#### Work to do:
Copy out the lines of the material between the line holding "scroll-down-arrow-icon[interactable]: ▼: [1001, 584, 1006, 592]" and the line holding "refresh-button[interactable]: ⟳: [773, 27, 797, 47]", inclusive, reproducing each one without any change.

#### Data listing:

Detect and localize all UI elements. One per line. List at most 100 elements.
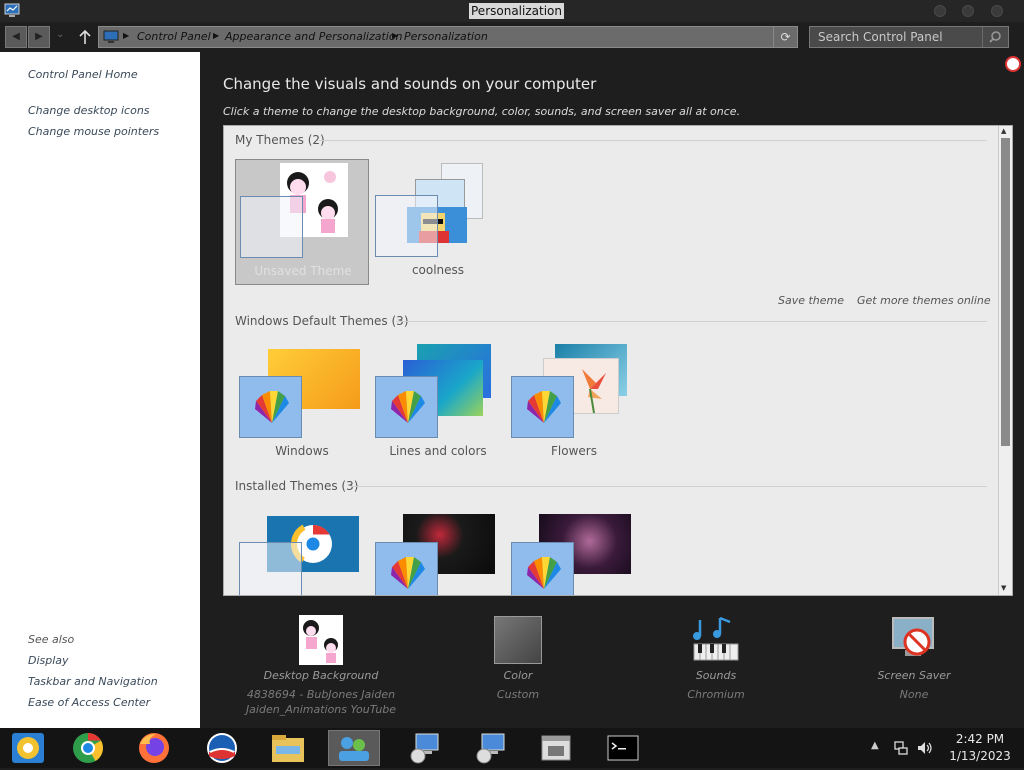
scroll-down-arrow-icon[interactable]: ▼: [1001, 584, 1006, 592]
breadcrumb-appearance[interactable]: Appearance and Personalization: [225, 30, 403, 43]
scroll-thumb[interactable]: [1001, 138, 1010, 446]
close-button[interactable]: [991, 5, 1003, 17]
taskbar-firefox[interactable]: [128, 730, 180, 766]
back-button[interactable]: ◀: [5, 26, 27, 48]
clock-date[interactable]: 1/13/2023: [942, 749, 1018, 763]
file-explorer-icon: [272, 735, 304, 762]
scroll-up-arrow-icon[interactable]: ▲: [1001, 127, 1006, 135]
theme-coolness[interactable]: coolness: [371, 159, 505, 285]
personalization-icon: [339, 737, 369, 761]
theme-installed-2[interactable]: [371, 506, 505, 595]
theme-lines-and-colors[interactable]: Lines and colors: [371, 340, 505, 466]
close-icon[interactable]: [1005, 56, 1021, 72]
color-swatch: [240, 196, 303, 258]
up-arrow-icon[interactable]: [78, 29, 92, 45]
sounds-title: Sounds: [695, 669, 737, 682]
theme-label: coolness: [411, 263, 465, 277]
chromium-icon: [12, 733, 44, 763]
desktop-background-title: Desktop Background: [263, 669, 379, 682]
breadcrumb[interactable]: ▶ Control Panel ▶ Appearance and Persona…: [98, 26, 798, 48]
change-mouse-pointers-link[interactable]: Change mouse pointers: [28, 125, 159, 138]
color-fan-icon: [391, 391, 425, 423]
minimize-button[interactable]: [934, 5, 946, 17]
theme-windows[interactable]: Windows: [235, 340, 369, 466]
color-swatch: [375, 195, 438, 257]
see-also-label: See also: [28, 633, 75, 646]
forward-button[interactable]: ▶: [28, 26, 50, 48]
theme-label: Flowers: [551, 444, 597, 458]
color-swatch: [375, 376, 438, 438]
taskbar-personalization[interactable]: [328, 730, 380, 766]
refresh-button[interactable]: ⟳: [773, 27, 797, 47]
search-button[interactable]: [982, 27, 1008, 47]
control-panel-home-link[interactable]: Control Panel Home: [28, 68, 138, 81]
divider: [319, 140, 987, 141]
taskbar-remote-desktop-1[interactable]: [398, 730, 450, 766]
taskbar-file-explorer[interactable]: [262, 730, 314, 766]
color-swatch: [239, 542, 302, 595]
chrome-icon: [73, 733, 104, 763]
theme-list[interactable]: My Themes (2) Unsaved Theme coolness Sav…: [223, 125, 1013, 596]
theme-chrome[interactable]: [235, 506, 369, 595]
page-subtitle: Click a theme to change the desktop back…: [223, 105, 741, 118]
search-box[interactable]: [809, 26, 1009, 48]
default-themes-heading: Windows Default Themes (3): [235, 314, 409, 328]
color-fan-icon: [527, 557, 561, 589]
theme-label: Windows: [275, 444, 329, 458]
save-theme-link[interactable]: Save theme: [778, 294, 844, 307]
terminal-icon: [607, 735, 639, 761]
volume-icon[interactable]: [916, 740, 934, 756]
change-desktop-icons-link[interactable]: Change desktop icons: [28, 104, 150, 117]
title-bar: Personalization: [0, 0, 1024, 22]
my-themes-heading: My Themes (2): [235, 133, 325, 147]
color-swatch: [511, 376, 574, 438]
window-title: Personalization: [469, 3, 564, 19]
theme-label: Lines and colors: [389, 444, 487, 458]
taskbar-navigation-link[interactable]: Taskbar and Navigation: [28, 675, 158, 688]
app-window-icon: [541, 735, 571, 761]
theme-unsaved[interactable]: Unsaved Theme: [235, 159, 369, 285]
remote-desktop-icon: [410, 733, 439, 764]
installed-themes-heading: Installed Themes (3): [235, 479, 359, 493]
clock-time[interactable]: 2:42 PM: [942, 732, 1018, 746]
remote-desktop-icon: [476, 733, 505, 764]
theme-flowers[interactable]: Flowers: [507, 340, 641, 466]
color-title: Color: [503, 669, 533, 682]
breadcrumb-separator-icon: ▶: [123, 31, 130, 40]
breadcrumb-separator-icon: ▶: [213, 31, 220, 40]
sidebar: Control Panel Home Change desktop icons …: [0, 52, 200, 728]
show-hidden-icons-icon[interactable]: ▲: [871, 740, 879, 751]
color-subtitle: Custom: [496, 688, 540, 701]
sounds-icon: [693, 616, 739, 661]
get-more-themes-link[interactable]: Get more themes online: [857, 294, 991, 307]
color-fan-icon: [255, 391, 289, 423]
firefox-icon: [139, 733, 169, 763]
breadcrumb-personalization[interactable]: Personalization: [404, 30, 488, 43]
taskbar-chromium[interactable]: [2, 730, 54, 766]
page-title: Change the visuals and sounds on your co…: [223, 75, 597, 93]
divider: [396, 321, 987, 322]
color-swatch: [239, 376, 302, 438]
taskbar-chrome[interactable]: [62, 730, 114, 766]
taskbar-obama-logo[interactable]: [196, 730, 248, 766]
theme-label: Unsaved Theme: [254, 264, 352, 278]
search-input[interactable]: [810, 27, 982, 47]
ease-of-access-link[interactable]: Ease of Access Center: [28, 696, 150, 709]
taskbar-terminal[interactable]: [596, 730, 648, 766]
maximize-button[interactable]: [962, 5, 974, 17]
color-swatch-icon: [494, 616, 542, 664]
network-icon[interactable]: [893, 740, 909, 756]
breadcrumb-control-panel[interactable]: Control Panel: [137, 30, 211, 43]
recent-pages-icon[interactable]: ⌄: [56, 29, 64, 40]
vertical-scrollbar[interactable]: ▲ ▼: [998, 126, 1012, 595]
main-content: Change the visuals and sounds on your co…: [200, 52, 1024, 728]
taskbar-app-window[interactable]: [530, 730, 582, 766]
display-link[interactable]: Display: [28, 654, 69, 667]
search-icon: [989, 31, 1001, 43]
taskbar-remote-desktop-2[interactable]: [464, 730, 516, 766]
color-fan-icon: [527, 391, 561, 423]
sounds-subtitle: Chromium: [687, 688, 745, 701]
theme-installed-3[interactable]: [507, 506, 641, 595]
color-swatch: [375, 542, 438, 595]
screen-saver-icon: [892, 617, 934, 656]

#### Worked answer:
scroll-down-arrow-icon[interactable]: ▼: [1001, 584, 1006, 592]
breadcrumb-appearance[interactable]: Appearance and Personalization: [225, 30, 403, 43]
scroll-thumb[interactable]: [1001, 138, 1010, 446]
close-button[interactable]: [991, 5, 1003, 17]
taskbar-firefox[interactable]: [128, 730, 180, 766]
back-button[interactable]: ◀: [5, 26, 27, 48]
clock-date[interactable]: 1/13/2023: [942, 749, 1018, 763]
file-explorer-icon: [272, 735, 304, 762]
scroll-up-arrow-icon[interactable]: ▲: [1001, 127, 1006, 135]
theme-coolness[interactable]: coolness: [371, 159, 505, 285]
personalization-icon: [339, 737, 369, 761]
theme-installed-2[interactable]: [371, 506, 505, 595]
theme-lines-and-colors[interactable]: Lines and colors: [371, 340, 505, 466]
close-icon[interactable]: [1005, 56, 1021, 72]
color-swatch: [240, 196, 303, 258]
up-arrow-icon[interactable]: [78, 29, 92, 45]
sounds-title: Sounds: [695, 669, 737, 682]
theme-label: coolness: [411, 263, 465, 277]
chromium-icon: [12, 733, 44, 763]
desktop-background-title: Desktop Background: [263, 669, 379, 682]
breadcrumb[interactable]: ▶ Control Panel ▶ Appearance and Persona…: [98, 26, 798, 48]
change-mouse-pointers-link[interactable]: Change mouse pointers: [28, 125, 159, 138]
color-fan-icon: [391, 391, 425, 423]
minimize-button[interactable]: [934, 5, 946, 17]
theme-windows[interactable]: Windows: [235, 340, 369, 466]
color-swatch: [375, 195, 438, 257]
see-also-label: See also: [28, 633, 75, 646]
forward-button[interactable]: ▶: [28, 26, 50, 48]
theme-label: Flowers: [551, 444, 597, 458]
color-swatch: [375, 376, 438, 438]
taskbar-personalization[interactable]: [328, 730, 380, 766]
refresh-button[interactable]: ⟳: [773, 27, 797, 47]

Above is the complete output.